ENTRIES:
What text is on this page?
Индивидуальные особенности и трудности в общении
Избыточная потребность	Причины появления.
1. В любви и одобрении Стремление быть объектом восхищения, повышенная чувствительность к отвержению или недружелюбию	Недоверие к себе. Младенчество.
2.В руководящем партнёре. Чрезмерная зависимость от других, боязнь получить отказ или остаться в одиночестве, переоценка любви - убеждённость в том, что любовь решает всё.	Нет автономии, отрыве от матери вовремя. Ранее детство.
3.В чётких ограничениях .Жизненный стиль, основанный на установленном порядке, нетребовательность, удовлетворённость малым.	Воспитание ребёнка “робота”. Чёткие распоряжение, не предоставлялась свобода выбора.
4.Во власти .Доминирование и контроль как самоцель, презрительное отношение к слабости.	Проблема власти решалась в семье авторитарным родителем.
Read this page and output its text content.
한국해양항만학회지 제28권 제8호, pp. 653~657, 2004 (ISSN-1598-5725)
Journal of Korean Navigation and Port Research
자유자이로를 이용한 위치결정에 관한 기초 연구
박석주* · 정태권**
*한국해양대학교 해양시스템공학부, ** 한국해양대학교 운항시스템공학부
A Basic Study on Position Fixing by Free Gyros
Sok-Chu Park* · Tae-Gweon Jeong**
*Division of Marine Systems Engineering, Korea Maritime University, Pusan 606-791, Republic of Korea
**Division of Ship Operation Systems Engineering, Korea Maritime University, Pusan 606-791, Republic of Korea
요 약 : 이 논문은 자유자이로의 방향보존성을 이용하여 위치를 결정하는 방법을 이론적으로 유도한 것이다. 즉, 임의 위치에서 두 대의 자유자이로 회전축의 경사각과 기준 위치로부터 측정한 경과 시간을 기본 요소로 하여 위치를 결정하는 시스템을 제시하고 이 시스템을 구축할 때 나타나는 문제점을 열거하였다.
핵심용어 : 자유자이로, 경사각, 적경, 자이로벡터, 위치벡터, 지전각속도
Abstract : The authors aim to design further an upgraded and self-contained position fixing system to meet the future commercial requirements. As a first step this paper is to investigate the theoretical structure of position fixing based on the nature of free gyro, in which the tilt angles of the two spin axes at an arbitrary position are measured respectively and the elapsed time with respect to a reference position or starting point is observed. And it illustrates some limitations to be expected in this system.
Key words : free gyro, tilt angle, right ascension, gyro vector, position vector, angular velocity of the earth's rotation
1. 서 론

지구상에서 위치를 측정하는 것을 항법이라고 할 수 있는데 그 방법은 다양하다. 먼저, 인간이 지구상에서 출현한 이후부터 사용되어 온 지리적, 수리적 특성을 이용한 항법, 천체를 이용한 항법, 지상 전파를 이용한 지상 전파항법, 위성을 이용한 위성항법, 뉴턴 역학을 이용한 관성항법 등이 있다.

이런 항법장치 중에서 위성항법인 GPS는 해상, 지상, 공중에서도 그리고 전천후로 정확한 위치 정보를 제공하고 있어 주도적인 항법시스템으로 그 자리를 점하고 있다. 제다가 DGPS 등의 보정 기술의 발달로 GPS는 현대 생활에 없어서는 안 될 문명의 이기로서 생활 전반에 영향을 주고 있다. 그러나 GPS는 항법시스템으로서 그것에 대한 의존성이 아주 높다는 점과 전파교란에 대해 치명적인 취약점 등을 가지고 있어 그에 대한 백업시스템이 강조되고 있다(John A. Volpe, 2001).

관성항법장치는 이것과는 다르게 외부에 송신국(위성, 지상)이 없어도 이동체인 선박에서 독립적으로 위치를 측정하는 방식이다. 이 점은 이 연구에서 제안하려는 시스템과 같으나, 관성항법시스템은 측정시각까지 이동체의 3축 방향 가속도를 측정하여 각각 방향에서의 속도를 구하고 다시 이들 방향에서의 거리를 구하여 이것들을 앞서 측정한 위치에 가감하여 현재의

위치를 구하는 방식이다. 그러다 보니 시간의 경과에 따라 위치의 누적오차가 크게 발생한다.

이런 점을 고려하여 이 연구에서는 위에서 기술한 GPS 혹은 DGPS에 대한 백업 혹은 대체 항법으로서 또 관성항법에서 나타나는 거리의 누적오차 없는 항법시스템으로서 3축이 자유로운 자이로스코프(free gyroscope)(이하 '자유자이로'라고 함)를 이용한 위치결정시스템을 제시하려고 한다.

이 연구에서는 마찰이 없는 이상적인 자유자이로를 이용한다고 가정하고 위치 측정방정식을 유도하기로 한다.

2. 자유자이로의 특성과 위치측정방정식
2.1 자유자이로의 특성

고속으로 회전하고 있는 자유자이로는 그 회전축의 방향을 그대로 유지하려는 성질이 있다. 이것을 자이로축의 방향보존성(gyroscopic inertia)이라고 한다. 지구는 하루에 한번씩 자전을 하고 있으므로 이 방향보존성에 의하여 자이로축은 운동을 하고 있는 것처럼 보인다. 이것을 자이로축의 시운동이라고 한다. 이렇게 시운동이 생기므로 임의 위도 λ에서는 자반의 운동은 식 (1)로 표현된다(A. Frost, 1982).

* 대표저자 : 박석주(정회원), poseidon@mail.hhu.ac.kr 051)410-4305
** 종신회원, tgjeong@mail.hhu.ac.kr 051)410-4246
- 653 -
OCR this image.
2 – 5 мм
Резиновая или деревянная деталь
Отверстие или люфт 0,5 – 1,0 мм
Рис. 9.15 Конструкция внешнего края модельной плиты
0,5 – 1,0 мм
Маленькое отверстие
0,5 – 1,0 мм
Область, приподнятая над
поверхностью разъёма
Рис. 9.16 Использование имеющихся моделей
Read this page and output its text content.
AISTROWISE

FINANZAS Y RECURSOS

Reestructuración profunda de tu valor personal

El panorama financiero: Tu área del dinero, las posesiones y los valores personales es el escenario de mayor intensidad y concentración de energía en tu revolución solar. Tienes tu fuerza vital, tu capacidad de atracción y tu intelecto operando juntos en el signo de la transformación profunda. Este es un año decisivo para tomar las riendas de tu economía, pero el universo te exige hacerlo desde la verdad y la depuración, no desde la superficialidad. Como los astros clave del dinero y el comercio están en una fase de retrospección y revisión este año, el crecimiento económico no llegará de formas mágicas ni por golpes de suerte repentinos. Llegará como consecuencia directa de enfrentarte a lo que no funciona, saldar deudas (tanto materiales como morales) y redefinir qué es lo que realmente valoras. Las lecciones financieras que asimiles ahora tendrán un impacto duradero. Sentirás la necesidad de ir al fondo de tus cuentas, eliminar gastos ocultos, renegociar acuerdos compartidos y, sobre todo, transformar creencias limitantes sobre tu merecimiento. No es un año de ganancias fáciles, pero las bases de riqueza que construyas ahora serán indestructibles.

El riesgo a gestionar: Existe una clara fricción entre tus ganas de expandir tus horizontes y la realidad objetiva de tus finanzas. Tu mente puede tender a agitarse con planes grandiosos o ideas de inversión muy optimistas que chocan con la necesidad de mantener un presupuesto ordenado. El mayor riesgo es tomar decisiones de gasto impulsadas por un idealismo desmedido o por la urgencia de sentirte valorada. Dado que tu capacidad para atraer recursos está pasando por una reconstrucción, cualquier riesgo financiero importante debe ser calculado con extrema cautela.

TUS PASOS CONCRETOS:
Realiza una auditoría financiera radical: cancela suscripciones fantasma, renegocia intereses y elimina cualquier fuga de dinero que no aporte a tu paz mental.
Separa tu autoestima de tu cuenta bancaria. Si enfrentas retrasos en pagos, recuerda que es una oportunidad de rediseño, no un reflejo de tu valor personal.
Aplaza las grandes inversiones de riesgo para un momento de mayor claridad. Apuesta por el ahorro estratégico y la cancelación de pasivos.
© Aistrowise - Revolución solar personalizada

GIVEN TASK: Copy the data above exactly. Every line must be included.

RESULT OF THIS EXERCISE:
What text is on this page?
Индивидуальные особенности и трудности в общении
Избыточная потребность	Причины появления.
1. В любви и одобрении Стремление быть объектом восхищения, повышенная чувствительность к отвержению или недружелюбию	Недоверие к себе. Младенчество.
2.В руководящем партнёре. Чрезмерная зависимость от других, боязнь получить отказ или остаться в одиночестве, переоценка любви - убеждённость в том, что любовь решает всё.	Нет автономии, отрыве от матери вовремя. Ранее детство.
3.В чётких ограничениях .Жизненный стиль, основанный на установленном порядке, нетребовательность, удовлетворённость малым.	Воспитание ребёнка “робота”. Чёткие распоряжение, не предоставлялась свобода выбора.
4.Во власти .Доминирование и контроль как самоцель, презрительное отношение к слабости.	Проблема власти решалась в семье авторитарным родителем.
Read this page and output its text content.
한국해양항만학회지 제28권 제8호, pp. 653~657, 2004 (ISSN-1598-5725)
Journal of Korean Navigation and Port Research
자유자이로를 이용한 위치결정에 관한 기초 연구
박석주* · 정태권**
*한국해양대학교 해양시스템공학부, ** 한국해양대학교 운항시스템공학부
A Basic Study on Position Fixing by Free Gyros
Sok-Chu Park* · Tae-Gweon Jeong**
*Division of Marine Systems Engineering, Korea Maritime University, Pusan 606-791, Republic of Korea
**Division of Ship Operation Systems Engineering, Korea Maritime University, Pusan 606-791, Republic of Korea
요 약 : 이 논문은 자유자이로의 방향보존성을 이용하여 위치를 결정하는 방법을 이론적으로 유도한 것이다. 즉, 임의 위치에서 두 대의 자유자이로 회전축의 경사각과 기준 위치로부터 측정한 경과 시간을 기본 요소로 하여 위치를 결정하는 시스템을 제시하고 이 시스템을 구축할 때 나타나는 문제점을 열거하였다.
핵심용어 : 자유자이로, 경사각, 적경, 자이로벡터, 위치벡터, 지전각속도
Abstract : The authors aim to design further an upgraded and self-contained position fixing system to meet the future commercial requirements. As a first step this paper is to investigate the theoretical structure of position fixing based on the nature of free gyro, in which the tilt angles of the two spin axes at an arbitrary position are measured respectively and the elapsed time with respect to a reference position or starting point is observed. And it illustrates some limitations to be expected in this system.
Key words : free gyro, tilt angle, right ascension, gyro vector, position vector, angular velocity of the earth's rotation
1. 서 론

지구상에서 위치를 측정하는 것을 항법이라고 할 수 있는데 그 방법은 다양하다. 먼저, 인간이 지구상에서 출현한 이후부터 사용되어 온 지리적, 수리적 특성을 이용한 항법, 천체를 이용한 항법, 지상 전파를 이용한 지상 전파항법, 위성을 이용한 위성항법, 뉴턴 역학을 이용한 관성항법 등이 있다.

이런 항법장치 중에서 위성항법인 GPS는 해상, 지상, 공중에서도 그리고 전천후로 정확한 위치 정보를 제공하고 있어 주도적인 항법시스템으로 그 자리를 점하고 있다. 제다가 DGPS 등의 보정 기술의 발달로 GPS는 현대 생활에 없어서는 안 될 문명의 이기로서 생활 전반에 영향을 주고 있다. 그러나 GPS는 항법시스템으로서 그것에 대한 의존성이 아주 높다는 점과 전파교란에 대해 치명적인 취약점 등을 가지고 있어 그에 대한 백업시스템이 강조되고 있다(John A. Volpe, 2001).

관성항법장치는 이것과는 다르게 외부에 송신국(위성, 지상)이 없어도 이동체인 선박에서 독립적으로 위치를 측정하는 방식이다. 이 점은 이 연구에서 제안하려는 시스템과 같으나, 관성항법시스템은 측정시각까지 이동체의 3축 방향 가속도를 측정하여 각각 방향에서의 속도를 구하고 다시 이들 방향에서의 거리를 구하여 이것들을 앞서 측정한 위치에 가감하여 현재의

위치를 구하는 방식이다. 그러다 보니 시간의 경과에 따라 위치의 누적오차가 크게 발생한다.

이런 점을 고려하여 이 연구에서는 위에서 기술한 GPS 혹은 DGPS에 대한 백업 혹은 대체 항법으로서 또 관성항법에서 나타나는 거리의 누적오차 없는 항법시스템으로서 3축이 자유로운 자이로스코프(free gyroscope)(이하 '자유자이로'라고 함)를 이용한 위치결정시스템을 제시하려고 한다.

이 연구에서는 마찰이 없는 이상적인 자유자이로를 이용한다고 가정하고 위치 측정방정식을 유도하기로 한다.

2. 자유자이로의 특성과 위치측정방정식
2.1 자유자이로의 특성

고속으로 회전하고 있는 자유자이로는 그 회전축의 방향을 그대로 유지하려는 성질이 있다. 이것을 자이로축의 방향보존성(gyroscopic inertia)이라고 한다. 지구는 하루에 한번씩 자전을 하고 있으므로 이 방향보존성에 의하여 자이로축은 운동을 하고 있는 것처럼 보인다. 이것을 자이로축의 시운동이라고 한다. 이렇게 시운동이 생기므로 임의 위도 λ에서는 자반의 운동은 식 (1)로 표현된다(A. Frost, 1982).

* 대표저자 : 박석주(정회원), poseidon@mail.hhu.ac.kr 051)410-4305
** 종신회원, tgjeong@mail.hhu.ac.kr 051)410-4246
- 653 -
OCR this image.
2 – 5 мм
Резиновая или деревянная деталь
Отверстие или люфт 0,5 – 1,0 мм
Рис. 9.15 Конструкция внешнего края модельной плиты
0,5 – 1,0 мм
Маленькое отверстие
0,5 – 1,0 мм
Область, приподнятая над
поверхностью разъёма
Рис. 9.16 Использование имеющихся моделей
Read this page and output its text content.
AISTROWISE

FINANZAS Y RECURSOS

Reestructuración profunda de tu valor personal

El panorama financiero: Tu área del dinero, las posesiones y los valores personales es el escenario de mayor intensidad y concentración de energía en tu revolución solar. Tienes tu fuerza vital, tu capacidad de atracción y tu intelecto operando juntos en el signo de la transformación profunda. Este es un año decisivo para tomar las riendas de tu economía, pero el universo te exige hacerlo desde la verdad y la depuración, no desde la superficialidad. Como los astros clave del dinero y el comercio están en una fase de retrospección y revisión este año, el crecimiento económico no llegará de formas mágicas ni por golpes de suerte repentinos. Llegará como consecuencia directa de enfrentarte a lo que no funciona, saldar deudas (tanto materiales como morales) y redefinir qué es lo que realmente valoras. Las lecciones financieras que asimiles ahora tendrán un impacto duradero. Sentirás la necesidad de ir al fondo de tus cuentas, eliminar gastos ocultos, renegociar acuerdos compartidos y, sobre todo, transformar creencias limitantes sobre tu merecimiento. No es un año de ganancias fáciles, pero las bases de riqueza que construyas ahora serán indestructibles.

El riesgo a gestionar: Existe una clara fricción entre tus ganas de expandir tus horizontes y la realidad objetiva de tus finanzas. Tu mente puede tender a agitarse con planes grandiosos o ideas de inversión muy optimistas que chocan con la necesidad de mantener un presupuesto ordenado. El mayor riesgo es tomar decisiones de gasto impulsadas por un idealismo desmedido o por la urgencia de sentirte valorada. Dado que tu capacidad para atraer recursos está pasando por una reconstrucción, cualquier riesgo financiero importante debe ser calculado con extrema cautela.

TUS PASOS CONCRETOS:
Realiza una auditoría financiera radical: cancela suscripciones fantasma, renegocia intereses y elimina cualquier fuga de dinero que no aporte a tu paz mental.
Separa tu autoestima de tu cuenta bancaria. Si enfrentas retrasos en pagos, recuerda que es una oportunidad de rediseño, no un reflejo de tu valor personal.
Aplaza las grandes inversiones de riesgo para un momento de mayor claridad. Apuesta por el ahorro estratégico y la cancelación de pasivos.
© Aistrowise - Revolución solar personalizada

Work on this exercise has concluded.